[Recorded data]
★ ★ ★ ★ ★
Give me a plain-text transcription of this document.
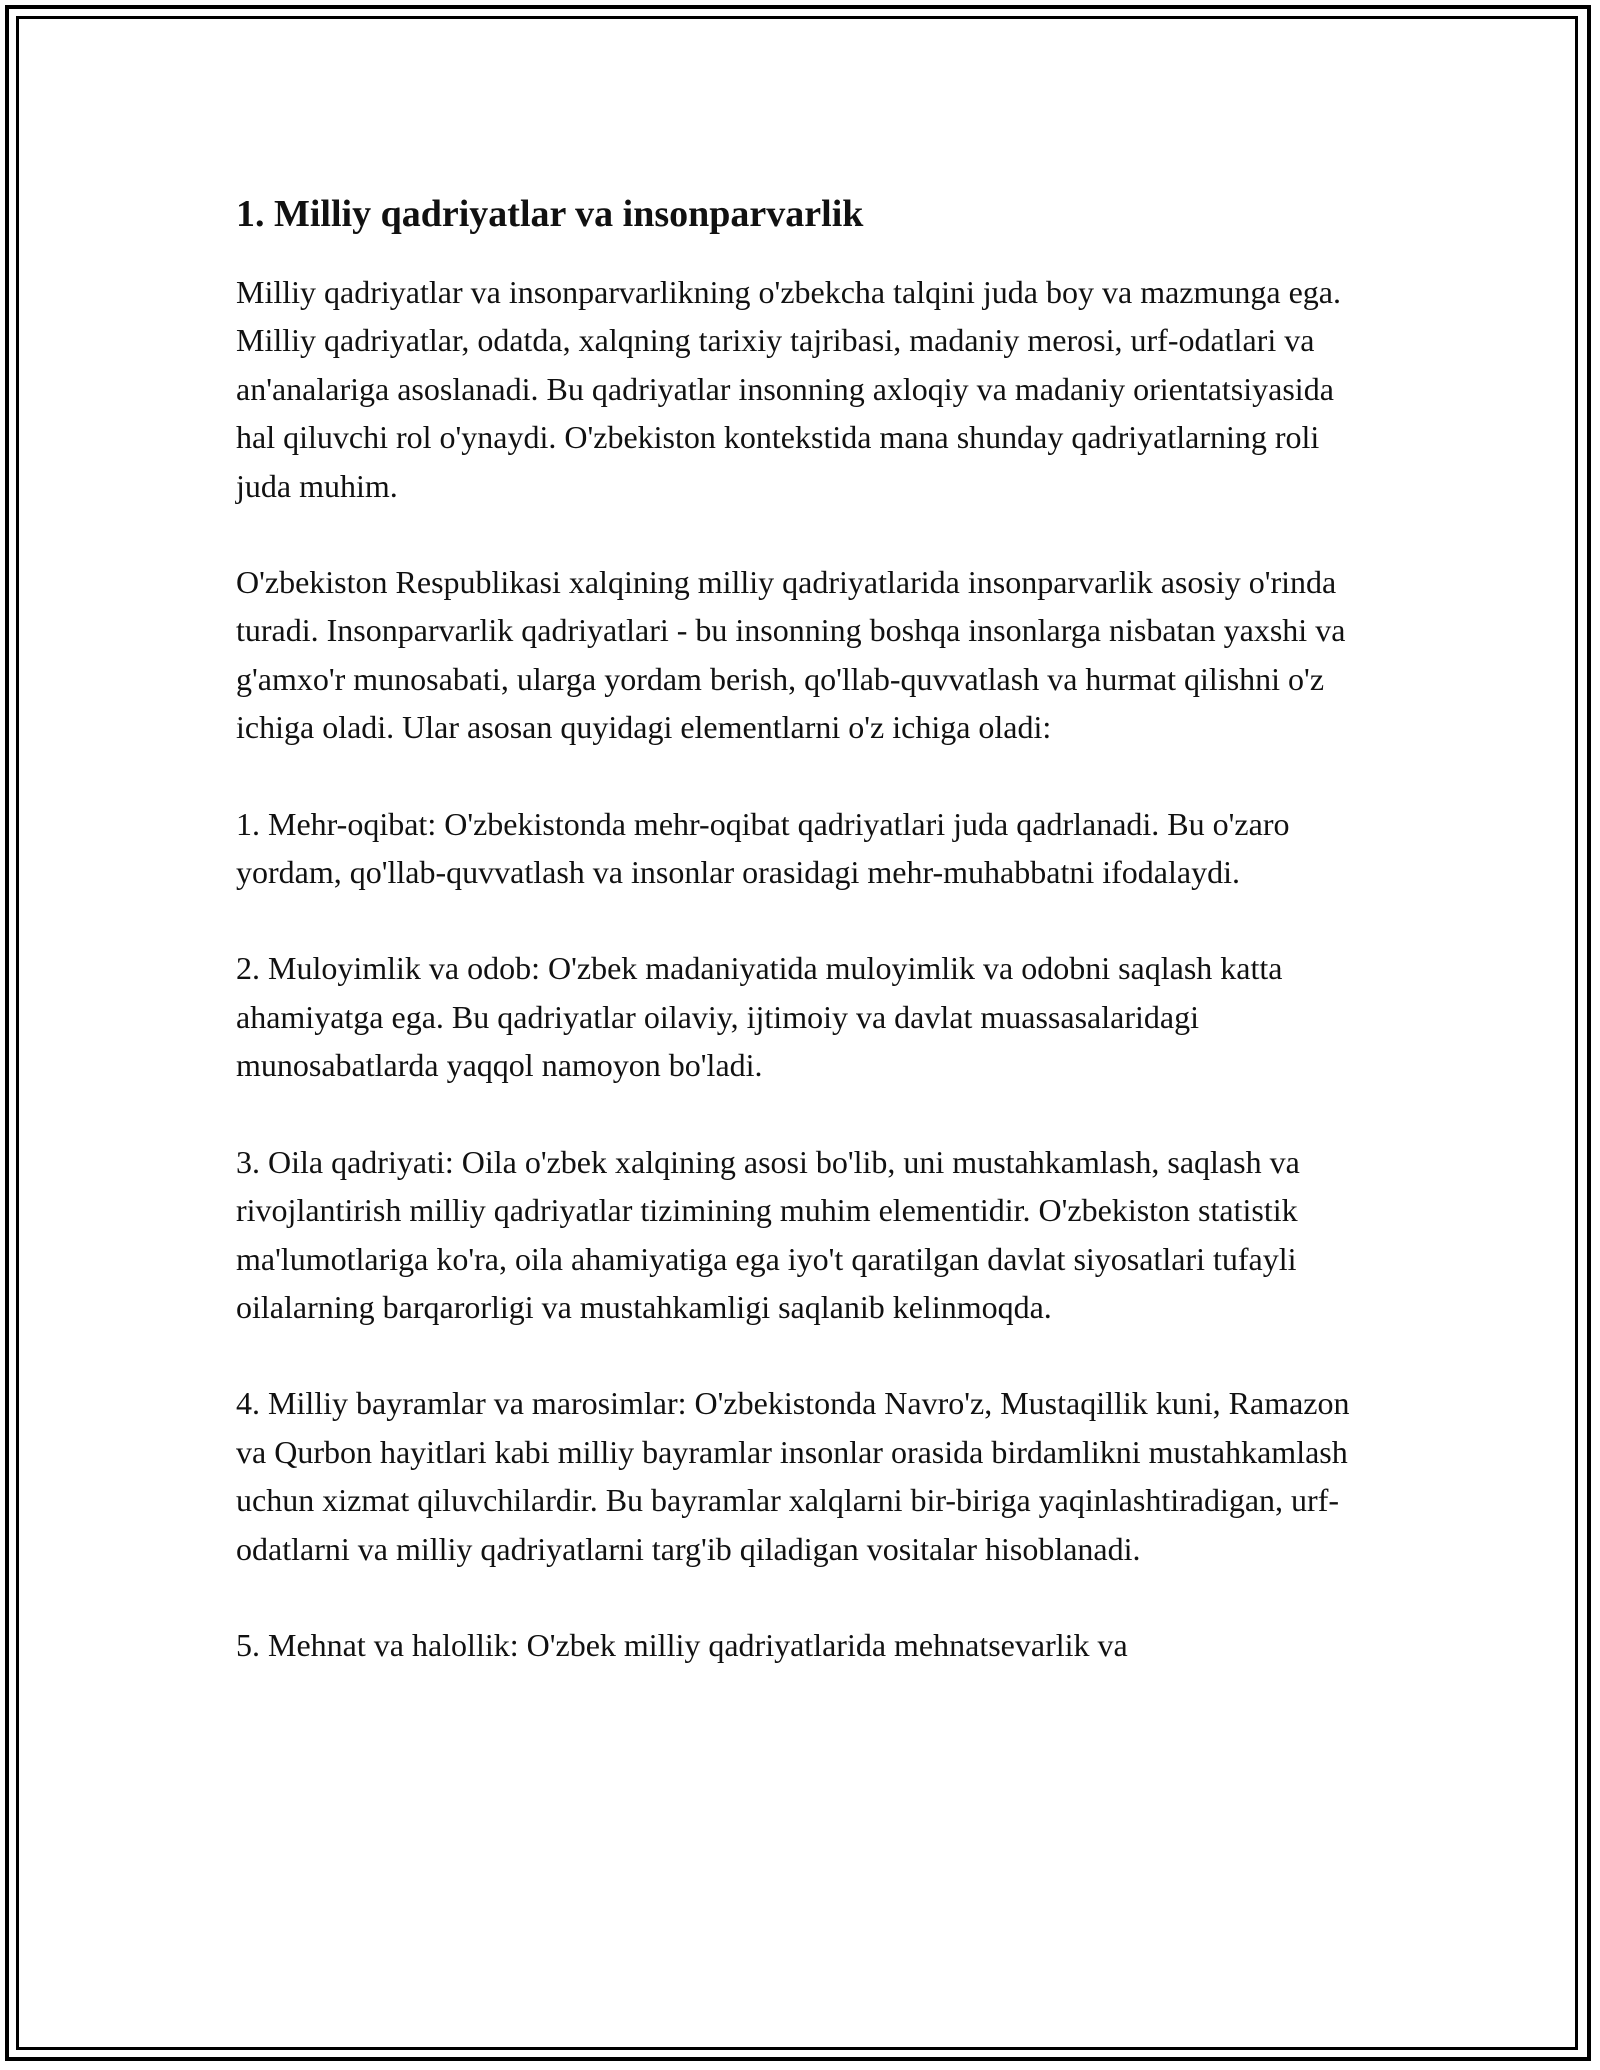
1. Milliy qadriyatlar va insonparvarlik

Milliy qadriyatlar va insonparvarlikning o'zbekcha talqini juda boy va mazmunga ega. Milliy qadriyatlar, odatda, xalqning tarixiy tajribasi, madaniy merosi, urf-odatlari va an'analariga asoslanadi. Bu qadriyatlar insonning axloqiy va madaniy orientatsiyasida hal qiluvchi rol o'ynaydi. O'zbekiston kontekstida mana shunday qadriyatlarning roli juda muhim.

O'zbekiston Respublikasi xalqining milliy qadriyatlarida insonparvarlik asosiy o'rinda turadi. Insonparvarlik qadriyatlari - bu insonning boshqa insonlarga nisbatan yaxshi va g'amxo'r munosabati, ularga yordam berish, qo'llab-quvvatlash va hurmat qilishni o'z ichiga oladi. Ular asosan quyidagi elementlarni o'z ichiga oladi:

1. Mehr-oqibat: O'zbekistonda mehr-oqibat qadriyatlari juda qadrlanadi. Bu o'zaro yordam, qo'llab-quvvatlash va insonlar orasidagi mehr-muhabbatni ifodalaydi.

2. Muloyimlik va odob: O'zbek madaniyatida muloyimlik va odobni saqlash katta ahamiyatga ega. Bu qadriyatlar oilaviy, ijtimoiy va davlat muassasalaridagi munosabatlarda yaqqol namoyon bo'ladi.

3. Oila qadriyati: Oila o'zbek xalqining asosi bo'lib, uni mustahkamlash, saqlash va rivojlantirish milliy qadriyatlar tizimining muhim elementidir. O'zbekiston statistik ma'lumotlariga ko'ra, oila ahamiyatiga ega iyo't qaratilgan davlat siyosatlari tufayli oilalarning barqarorligi va mustahkamligi saqlanib kelinmoqda.

4. Milliy bayramlar va marosimlar: O'zbekistonda Navro'z, Mustaqillik kuni, Ramazon va Qurbon hayitlari kabi milliy bayramlar insonlar orasida birdamlikni mustahkamlash uchun xizmat qiluvchilardir. Bu bayramlar xalqlarni bir-biriga yaqinlashtiradigan, urf-odatlarni va milliy qadriyatlarni targ'ib qiladigan vositalar hisoblanadi.

5. Mehnat va halollik: O'zbek milliy qadriyatlarida mehnatsevarlik va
★ ★ ★ ★ ★
=== WHAT THE EXERCISE ASKS ===
Without the images, write out each line of the data verbatim.

=== ANSWER ===
Give me a plain-text transcription of this document.
1. Milliy qadriyatlar va insonparvarlik

Milliy qadriyatlar va insonparvarlikning o'zbekcha talqini juda boy va mazmunga ega. Milliy qadriyatlar, odatda, xalqning tarixiy tajribasi, madaniy merosi, urf-odatlari va an'analariga asoslanadi. Bu qadriyatlar insonning axloqiy va madaniy orientatsiyasida hal qiluvchi rol o'ynaydi. O'zbekiston kontekstida mana shunday qadriyatlarning roli juda muhim.

O'zbekiston Respublikasi xalqining milliy qadriyatlarida insonparvarlik asosiy o'rinda turadi. Insonparvarlik qadriyatlari - bu insonning boshqa insonlarga nisbatan yaxshi va g'amxo'r munosabati, ularga yordam berish, qo'llab-quvvatlash va hurmat qilishni o'z ichiga oladi. Ular asosan quyidagi elementlarni o'z ichiga oladi:

1. Mehr-oqibat: O'zbekistonda mehr-oqibat qadriyatlari juda qadrlanadi. Bu o'zaro yordam, qo'llab-quvvatlash va insonlar orasidagi mehr-muhabbatni ifodalaydi.

2. Muloyimlik va odob: O'zbek madaniyatida muloyimlik va odobni saqlash katta ahamiyatga ega. Bu qadriyatlar oilaviy, ijtimoiy va davlat muassasalaridagi munosabatlarda yaqqol namoyon bo'ladi.

3. Oila qadriyati: Oila o'zbek xalqining asosi bo'lib, uni mustahkamlash, saqlash va rivojlantirish milliy qadriyatlar tizimining muhim elementidir. O'zbekiston statistik ma'lumotlariga ko'ra, oila ahamiyatiga ega iyo't qaratilgan davlat siyosatlari tufayli oilalarning barqarorligi va mustahkamligi saqlanib kelinmoqda.

4. Milliy bayramlar va marosimlar: O'zbekistonda Navro'z, Mustaqillik kuni, Ramazon va Qurbon hayitlari kabi milliy bayramlar insonlar orasida birdamlikni mustahkamlash uchun xizmat qiluvchilardir. Bu bayramlar xalqlarni bir-biriga yaqinlashtiradigan, urf-odatlarni va milliy qadriyatlarni targ'ib qiladigan vositalar hisoblanadi.

5. Mehnat va halollik: O'zbek milliy qadriyatlarida mehnatsevarlik va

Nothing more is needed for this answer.